* _Exercise objective_
Copy every line from the data below in which the string "oncomix" can be found.

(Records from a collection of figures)
# # # # # # #
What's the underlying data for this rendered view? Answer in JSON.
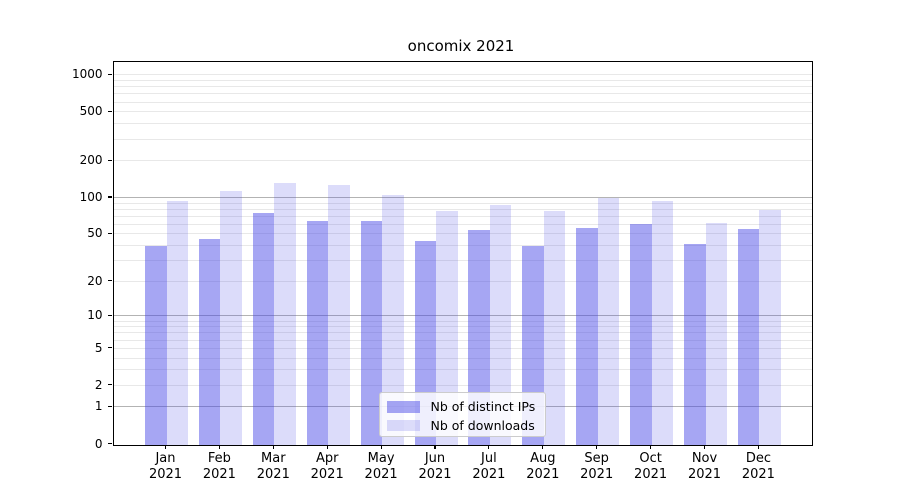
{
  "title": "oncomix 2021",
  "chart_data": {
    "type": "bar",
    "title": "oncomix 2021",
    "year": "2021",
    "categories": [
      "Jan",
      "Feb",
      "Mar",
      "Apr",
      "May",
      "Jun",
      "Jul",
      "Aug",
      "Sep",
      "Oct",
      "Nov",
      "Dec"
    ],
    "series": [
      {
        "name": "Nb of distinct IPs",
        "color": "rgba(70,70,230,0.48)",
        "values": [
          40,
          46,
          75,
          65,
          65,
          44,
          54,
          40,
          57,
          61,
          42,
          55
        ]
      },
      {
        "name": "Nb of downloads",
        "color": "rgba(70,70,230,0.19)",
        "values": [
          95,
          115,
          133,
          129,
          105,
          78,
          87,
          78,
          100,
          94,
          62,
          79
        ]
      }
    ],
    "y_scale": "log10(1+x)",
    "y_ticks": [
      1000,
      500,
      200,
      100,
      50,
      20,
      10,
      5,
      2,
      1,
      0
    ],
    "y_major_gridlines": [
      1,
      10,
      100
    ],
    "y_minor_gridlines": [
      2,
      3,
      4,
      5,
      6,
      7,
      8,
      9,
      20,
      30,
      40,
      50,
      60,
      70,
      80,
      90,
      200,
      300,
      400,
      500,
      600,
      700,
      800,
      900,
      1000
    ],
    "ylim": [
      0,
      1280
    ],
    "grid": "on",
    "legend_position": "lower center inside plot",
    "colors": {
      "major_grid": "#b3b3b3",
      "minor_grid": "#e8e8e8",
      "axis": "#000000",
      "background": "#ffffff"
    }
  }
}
# # # # # # #
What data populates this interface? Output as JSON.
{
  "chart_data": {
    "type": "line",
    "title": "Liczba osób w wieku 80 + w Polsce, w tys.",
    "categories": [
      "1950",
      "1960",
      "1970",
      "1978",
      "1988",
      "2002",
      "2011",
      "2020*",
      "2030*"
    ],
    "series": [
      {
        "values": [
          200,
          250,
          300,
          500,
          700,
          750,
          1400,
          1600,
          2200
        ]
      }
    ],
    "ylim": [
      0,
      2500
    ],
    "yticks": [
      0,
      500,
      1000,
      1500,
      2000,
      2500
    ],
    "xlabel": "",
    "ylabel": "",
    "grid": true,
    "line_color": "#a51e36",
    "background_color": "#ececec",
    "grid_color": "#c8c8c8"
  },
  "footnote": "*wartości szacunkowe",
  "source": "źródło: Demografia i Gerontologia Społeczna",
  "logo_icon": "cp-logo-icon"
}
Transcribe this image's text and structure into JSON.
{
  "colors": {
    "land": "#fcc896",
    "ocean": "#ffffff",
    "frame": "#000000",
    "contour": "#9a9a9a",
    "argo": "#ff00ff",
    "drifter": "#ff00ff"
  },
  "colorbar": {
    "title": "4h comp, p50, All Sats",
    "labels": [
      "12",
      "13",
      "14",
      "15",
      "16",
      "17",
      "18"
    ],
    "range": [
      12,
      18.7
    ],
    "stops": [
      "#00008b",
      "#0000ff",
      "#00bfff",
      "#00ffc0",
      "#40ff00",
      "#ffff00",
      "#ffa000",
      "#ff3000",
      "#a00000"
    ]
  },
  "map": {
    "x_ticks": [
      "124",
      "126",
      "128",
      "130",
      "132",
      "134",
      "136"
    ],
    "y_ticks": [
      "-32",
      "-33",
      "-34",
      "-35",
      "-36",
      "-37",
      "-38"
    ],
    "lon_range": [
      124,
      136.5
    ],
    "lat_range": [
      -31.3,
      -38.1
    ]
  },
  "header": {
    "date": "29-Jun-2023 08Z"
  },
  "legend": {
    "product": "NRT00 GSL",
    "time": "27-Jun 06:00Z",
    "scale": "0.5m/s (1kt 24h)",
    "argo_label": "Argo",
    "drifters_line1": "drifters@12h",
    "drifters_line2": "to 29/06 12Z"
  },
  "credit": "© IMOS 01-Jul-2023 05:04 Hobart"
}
# # # # # # #
* _Task result_
  "title": "oncomix 2021",
    "title": "oncomix 2021",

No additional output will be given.